> **What you are asked to do**: Below are some records: retype them all exactly, but not the pictures.

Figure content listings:
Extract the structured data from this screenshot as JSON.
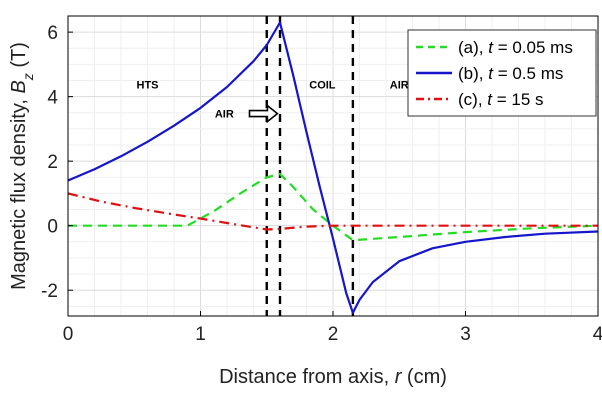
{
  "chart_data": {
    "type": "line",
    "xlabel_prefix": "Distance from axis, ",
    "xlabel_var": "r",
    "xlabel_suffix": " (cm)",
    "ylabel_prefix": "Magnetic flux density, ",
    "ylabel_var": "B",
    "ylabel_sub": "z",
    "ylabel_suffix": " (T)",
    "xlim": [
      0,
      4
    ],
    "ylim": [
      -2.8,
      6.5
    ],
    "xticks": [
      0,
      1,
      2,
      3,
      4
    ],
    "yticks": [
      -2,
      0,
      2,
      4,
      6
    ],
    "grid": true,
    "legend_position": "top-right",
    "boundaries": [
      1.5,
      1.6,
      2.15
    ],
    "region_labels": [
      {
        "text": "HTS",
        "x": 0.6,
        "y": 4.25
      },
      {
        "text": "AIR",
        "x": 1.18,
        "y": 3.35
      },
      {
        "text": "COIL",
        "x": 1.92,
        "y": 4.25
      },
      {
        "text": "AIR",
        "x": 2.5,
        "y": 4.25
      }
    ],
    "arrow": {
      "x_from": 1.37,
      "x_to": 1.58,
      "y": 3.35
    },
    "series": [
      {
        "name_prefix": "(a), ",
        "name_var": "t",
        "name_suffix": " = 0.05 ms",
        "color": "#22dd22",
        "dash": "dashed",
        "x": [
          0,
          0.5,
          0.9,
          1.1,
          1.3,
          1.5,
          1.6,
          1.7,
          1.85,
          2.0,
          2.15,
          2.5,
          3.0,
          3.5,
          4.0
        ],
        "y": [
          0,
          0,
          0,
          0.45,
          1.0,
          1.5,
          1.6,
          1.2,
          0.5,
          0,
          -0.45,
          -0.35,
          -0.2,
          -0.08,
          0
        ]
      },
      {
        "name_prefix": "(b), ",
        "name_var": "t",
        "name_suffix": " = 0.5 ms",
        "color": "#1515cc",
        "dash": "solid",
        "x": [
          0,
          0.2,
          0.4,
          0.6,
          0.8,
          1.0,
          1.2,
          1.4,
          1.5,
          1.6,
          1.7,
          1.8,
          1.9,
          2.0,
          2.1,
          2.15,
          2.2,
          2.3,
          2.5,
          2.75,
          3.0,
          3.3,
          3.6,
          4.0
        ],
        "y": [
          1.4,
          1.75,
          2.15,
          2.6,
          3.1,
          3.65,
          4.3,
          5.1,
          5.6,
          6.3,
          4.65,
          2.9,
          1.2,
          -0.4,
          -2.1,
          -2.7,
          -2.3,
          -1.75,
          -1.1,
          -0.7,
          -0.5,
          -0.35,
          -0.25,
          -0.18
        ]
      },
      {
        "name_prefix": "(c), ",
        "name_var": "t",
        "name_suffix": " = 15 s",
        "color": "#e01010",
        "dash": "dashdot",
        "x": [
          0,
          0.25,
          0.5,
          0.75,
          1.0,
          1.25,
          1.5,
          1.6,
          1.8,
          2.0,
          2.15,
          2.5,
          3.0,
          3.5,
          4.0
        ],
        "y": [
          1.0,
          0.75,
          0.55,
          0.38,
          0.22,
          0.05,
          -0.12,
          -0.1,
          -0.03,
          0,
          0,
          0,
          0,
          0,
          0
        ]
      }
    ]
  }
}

> **Task output**:
Extract the structured data from this screenshot as JSON.
{
  "chart_data": {
    "type": "line",
    "xlabel_prefix": "Distance from axis, ",
    "xlabel_var": "r",
    "xlabel_suffix": " (cm)",
    "ylabel_prefix": "Magnetic flux density, ",
    "ylabel_var": "B",
    "ylabel_sub": "z",
    "ylabel_suffix": " (T)",
    "xlim": [
      0,
      4
    ],
    "ylim": [
      -2.8,
      6.5
    ],
    "xticks": [
      0,
      1,
      2,
      3,
      4
    ],
    "yticks": [
      -2,
      0,
      2,
      4,
      6
    ],
    "grid": true,
    "legend_position": "top-right",
    "boundaries": [
      1.5,
      1.6,
      2.15
    ],
    "region_labels": [
      {
        "text": "HTS",
        "x": 0.6,
        "y": 4.25
      },
      {
        "text": "AIR",
        "x": 1.18,
        "y": 3.35
      },
      {
        "text": "COIL",
        "x": 1.92,
        "y": 4.25
      },
      {
        "text": "AIR",
        "x": 2.5,
        "y": 4.25
      }
    ],
    "arrow": {
      "x_from": 1.37,
      "x_to": 1.58,
      "y": 3.35
    },
    "series": [
      {
        "name_prefix": "(a), ",
        "name_var": "t",
        "name_suffix": " = 0.05 ms",
        "color": "#22dd22",
        "dash": "dashed",
        "x": [
          0,
          0.5,
          0.9,
          1.1,
          1.3,
          1.5,
          1.6,
          1.7,
          1.85,
          2.0,
          2.15,
          2.5,
          3.0,
          3.5,
          4.0
        ],
        "y": [
          0,
          0,
          0,
          0.45,
          1.0,
          1.5,
          1.6,
          1.2,
          0.5,
          0,
          -0.45,
          -0.35,
          -0.2,
          -0.08,
          0
        ]
      },
      {
        "name_prefix": "(b), ",
        "name_var": "t",
        "name_suffix": " = 0.5 ms",
        "color": "#1515cc",
        "dash": "solid",
        "x": [
          0,
          0.2,
          0.4,
          0.6,
          0.8,
          1.0,
          1.2,
          1.4,
          1.5,
          1.6,
          1.7,
          1.8,
          1.9,
          2.0,
          2.1,
          2.15,
          2.2,
          2.3,
          2.5,
          2.75,
          3.0,
          3.3,
          3.6,
          4.0
        ],
        "y": [
          1.4,
          1.75,
          2.15,
          2.6,
          3.1,
          3.65,
          4.3,
          5.1,
          5.6,
          6.3,
          4.65,
          2.9,
          1.2,
          -0.4,
          -2.1,
          -2.7,
          -2.3,
          -1.75,
          -1.1,
          -0.7,
          -0.5,
          -0.35,
          -0.25,
          -0.18
        ]
      },
      {
        "name_prefix": "(c), ",
        "name_var": "t",
        "name_suffix": " = 15 s",
        "color": "#e01010",
        "dash": "dashdot",
        "x": [
          0,
          0.25,
          0.5,
          0.75,
          1.0,
          1.25,
          1.5,
          1.6,
          1.8,
          2.0,
          2.15,
          2.5,
          3.0,
          3.5,
          4.0
        ],
        "y": [
          1.0,
          0.75,
          0.55,
          0.38,
          0.22,
          0.05,
          -0.12,
          -0.1,
          -0.03,
          0,
          0,
          0,
          0,
          0,
          0
        ]
      }
    ]
  }
}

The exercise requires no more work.